Rows from a figure dataset
.....
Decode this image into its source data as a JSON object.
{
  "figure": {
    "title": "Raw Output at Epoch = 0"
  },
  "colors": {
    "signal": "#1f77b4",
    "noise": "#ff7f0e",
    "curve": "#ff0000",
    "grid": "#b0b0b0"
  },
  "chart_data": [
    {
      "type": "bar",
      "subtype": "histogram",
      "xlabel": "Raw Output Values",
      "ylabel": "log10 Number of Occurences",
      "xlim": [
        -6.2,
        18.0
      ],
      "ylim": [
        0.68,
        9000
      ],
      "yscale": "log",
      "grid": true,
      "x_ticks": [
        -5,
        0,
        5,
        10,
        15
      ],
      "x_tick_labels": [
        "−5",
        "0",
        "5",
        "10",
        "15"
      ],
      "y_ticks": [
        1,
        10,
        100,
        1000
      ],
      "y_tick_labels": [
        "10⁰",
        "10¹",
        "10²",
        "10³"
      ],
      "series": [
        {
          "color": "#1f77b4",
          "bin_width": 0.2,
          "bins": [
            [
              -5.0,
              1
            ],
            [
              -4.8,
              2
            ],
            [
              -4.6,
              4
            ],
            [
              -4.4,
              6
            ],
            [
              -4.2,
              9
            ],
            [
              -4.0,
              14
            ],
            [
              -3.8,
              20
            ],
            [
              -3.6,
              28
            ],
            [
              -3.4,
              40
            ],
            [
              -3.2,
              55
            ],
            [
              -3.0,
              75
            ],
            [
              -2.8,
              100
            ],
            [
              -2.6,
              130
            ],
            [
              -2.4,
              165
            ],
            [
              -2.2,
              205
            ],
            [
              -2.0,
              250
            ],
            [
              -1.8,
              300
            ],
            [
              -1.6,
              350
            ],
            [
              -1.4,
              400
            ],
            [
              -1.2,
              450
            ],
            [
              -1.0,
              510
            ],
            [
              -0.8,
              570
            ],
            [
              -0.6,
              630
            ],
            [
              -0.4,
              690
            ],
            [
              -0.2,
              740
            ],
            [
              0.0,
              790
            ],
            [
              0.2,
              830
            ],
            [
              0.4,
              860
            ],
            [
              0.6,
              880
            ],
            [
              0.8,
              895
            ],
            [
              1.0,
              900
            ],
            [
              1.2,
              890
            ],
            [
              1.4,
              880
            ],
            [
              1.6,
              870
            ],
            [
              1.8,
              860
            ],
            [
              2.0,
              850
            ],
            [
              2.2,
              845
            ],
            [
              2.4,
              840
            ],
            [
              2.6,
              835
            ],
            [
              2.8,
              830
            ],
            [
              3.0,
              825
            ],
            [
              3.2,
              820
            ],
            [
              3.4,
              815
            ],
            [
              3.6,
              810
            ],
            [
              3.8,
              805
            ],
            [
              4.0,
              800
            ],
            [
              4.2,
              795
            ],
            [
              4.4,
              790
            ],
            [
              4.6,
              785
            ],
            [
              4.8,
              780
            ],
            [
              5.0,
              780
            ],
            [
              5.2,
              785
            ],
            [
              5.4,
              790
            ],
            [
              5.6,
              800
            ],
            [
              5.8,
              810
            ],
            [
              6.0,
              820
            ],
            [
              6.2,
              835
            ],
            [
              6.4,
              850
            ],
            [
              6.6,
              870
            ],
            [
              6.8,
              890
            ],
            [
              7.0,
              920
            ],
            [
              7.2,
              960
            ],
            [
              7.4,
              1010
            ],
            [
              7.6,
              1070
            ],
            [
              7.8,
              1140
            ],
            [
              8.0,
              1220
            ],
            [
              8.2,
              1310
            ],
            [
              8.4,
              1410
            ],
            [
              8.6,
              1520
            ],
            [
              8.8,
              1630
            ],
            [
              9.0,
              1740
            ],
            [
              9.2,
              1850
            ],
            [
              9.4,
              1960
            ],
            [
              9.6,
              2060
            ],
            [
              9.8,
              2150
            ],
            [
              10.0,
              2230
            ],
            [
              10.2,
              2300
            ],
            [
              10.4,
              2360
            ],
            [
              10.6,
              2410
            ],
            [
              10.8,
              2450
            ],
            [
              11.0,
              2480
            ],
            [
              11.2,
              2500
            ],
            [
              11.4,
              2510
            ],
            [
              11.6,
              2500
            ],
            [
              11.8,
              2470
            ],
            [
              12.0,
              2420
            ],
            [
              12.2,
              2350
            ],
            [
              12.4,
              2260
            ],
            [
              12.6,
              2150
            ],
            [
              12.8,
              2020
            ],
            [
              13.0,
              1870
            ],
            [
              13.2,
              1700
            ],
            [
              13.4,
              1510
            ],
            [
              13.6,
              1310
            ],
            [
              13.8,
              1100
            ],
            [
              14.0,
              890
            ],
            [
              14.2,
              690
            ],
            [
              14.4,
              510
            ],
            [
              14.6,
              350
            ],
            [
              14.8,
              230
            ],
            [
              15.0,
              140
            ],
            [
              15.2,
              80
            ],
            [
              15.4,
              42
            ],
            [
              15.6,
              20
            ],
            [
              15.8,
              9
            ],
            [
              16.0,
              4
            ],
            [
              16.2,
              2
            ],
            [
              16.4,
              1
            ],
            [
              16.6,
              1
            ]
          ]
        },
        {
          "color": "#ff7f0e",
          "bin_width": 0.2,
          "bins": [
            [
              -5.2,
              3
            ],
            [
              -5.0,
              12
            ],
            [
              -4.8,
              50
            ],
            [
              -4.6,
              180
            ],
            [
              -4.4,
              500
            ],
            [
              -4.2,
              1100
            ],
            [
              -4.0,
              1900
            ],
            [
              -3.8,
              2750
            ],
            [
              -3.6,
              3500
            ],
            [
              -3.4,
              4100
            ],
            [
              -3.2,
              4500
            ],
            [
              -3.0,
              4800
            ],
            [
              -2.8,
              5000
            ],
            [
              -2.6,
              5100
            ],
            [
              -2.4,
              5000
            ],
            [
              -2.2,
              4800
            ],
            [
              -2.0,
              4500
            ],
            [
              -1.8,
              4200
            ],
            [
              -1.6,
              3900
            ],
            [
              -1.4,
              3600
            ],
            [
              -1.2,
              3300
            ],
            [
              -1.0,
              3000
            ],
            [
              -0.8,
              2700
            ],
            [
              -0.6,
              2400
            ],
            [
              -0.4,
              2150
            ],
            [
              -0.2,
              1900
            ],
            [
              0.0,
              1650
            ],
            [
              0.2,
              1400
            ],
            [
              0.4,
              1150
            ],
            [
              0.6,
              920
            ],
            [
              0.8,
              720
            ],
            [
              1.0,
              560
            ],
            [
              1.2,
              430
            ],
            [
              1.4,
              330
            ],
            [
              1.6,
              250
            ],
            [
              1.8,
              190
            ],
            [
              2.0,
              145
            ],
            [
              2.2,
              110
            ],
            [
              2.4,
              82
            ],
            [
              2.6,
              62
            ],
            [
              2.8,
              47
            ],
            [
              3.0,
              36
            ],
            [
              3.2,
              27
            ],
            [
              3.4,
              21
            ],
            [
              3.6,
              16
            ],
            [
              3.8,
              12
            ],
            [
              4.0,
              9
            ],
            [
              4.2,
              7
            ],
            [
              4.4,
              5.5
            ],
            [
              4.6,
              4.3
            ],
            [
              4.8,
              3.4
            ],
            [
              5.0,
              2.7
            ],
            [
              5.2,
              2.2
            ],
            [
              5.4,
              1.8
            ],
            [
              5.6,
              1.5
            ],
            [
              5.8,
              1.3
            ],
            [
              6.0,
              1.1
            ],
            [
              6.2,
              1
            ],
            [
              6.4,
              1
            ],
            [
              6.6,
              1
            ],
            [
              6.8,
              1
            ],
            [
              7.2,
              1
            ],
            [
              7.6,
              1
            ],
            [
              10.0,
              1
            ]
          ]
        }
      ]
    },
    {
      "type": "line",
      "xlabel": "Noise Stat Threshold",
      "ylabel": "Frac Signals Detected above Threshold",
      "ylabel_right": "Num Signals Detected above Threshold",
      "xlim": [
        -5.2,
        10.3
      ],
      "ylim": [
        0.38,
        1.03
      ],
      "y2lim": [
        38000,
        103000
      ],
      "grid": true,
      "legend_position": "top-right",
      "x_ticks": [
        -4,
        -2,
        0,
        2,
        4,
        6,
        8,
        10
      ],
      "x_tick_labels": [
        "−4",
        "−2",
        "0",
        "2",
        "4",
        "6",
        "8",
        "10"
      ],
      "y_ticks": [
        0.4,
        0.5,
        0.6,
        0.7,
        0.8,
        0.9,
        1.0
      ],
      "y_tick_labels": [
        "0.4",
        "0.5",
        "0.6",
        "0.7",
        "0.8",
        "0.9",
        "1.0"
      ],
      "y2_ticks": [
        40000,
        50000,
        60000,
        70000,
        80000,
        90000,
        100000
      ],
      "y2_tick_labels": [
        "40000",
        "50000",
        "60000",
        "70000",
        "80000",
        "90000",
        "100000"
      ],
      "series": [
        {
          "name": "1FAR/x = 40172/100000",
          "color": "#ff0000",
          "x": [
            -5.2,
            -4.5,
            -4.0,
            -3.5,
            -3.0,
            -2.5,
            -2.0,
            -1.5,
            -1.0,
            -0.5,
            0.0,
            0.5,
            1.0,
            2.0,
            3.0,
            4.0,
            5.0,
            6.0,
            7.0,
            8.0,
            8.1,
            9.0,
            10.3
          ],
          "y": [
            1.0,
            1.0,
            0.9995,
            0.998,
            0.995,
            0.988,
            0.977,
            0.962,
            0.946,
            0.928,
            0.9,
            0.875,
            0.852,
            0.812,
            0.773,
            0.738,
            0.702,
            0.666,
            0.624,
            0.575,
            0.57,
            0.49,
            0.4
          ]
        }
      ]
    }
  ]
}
.....
__What to work on__:
Where a line in the material above holds "Signals", copy that line.

__Exercise result__:
      "ylabel": "Frac Signals Detected above Threshold",
      "ylabel_right": "Num Signals Detected above Threshold",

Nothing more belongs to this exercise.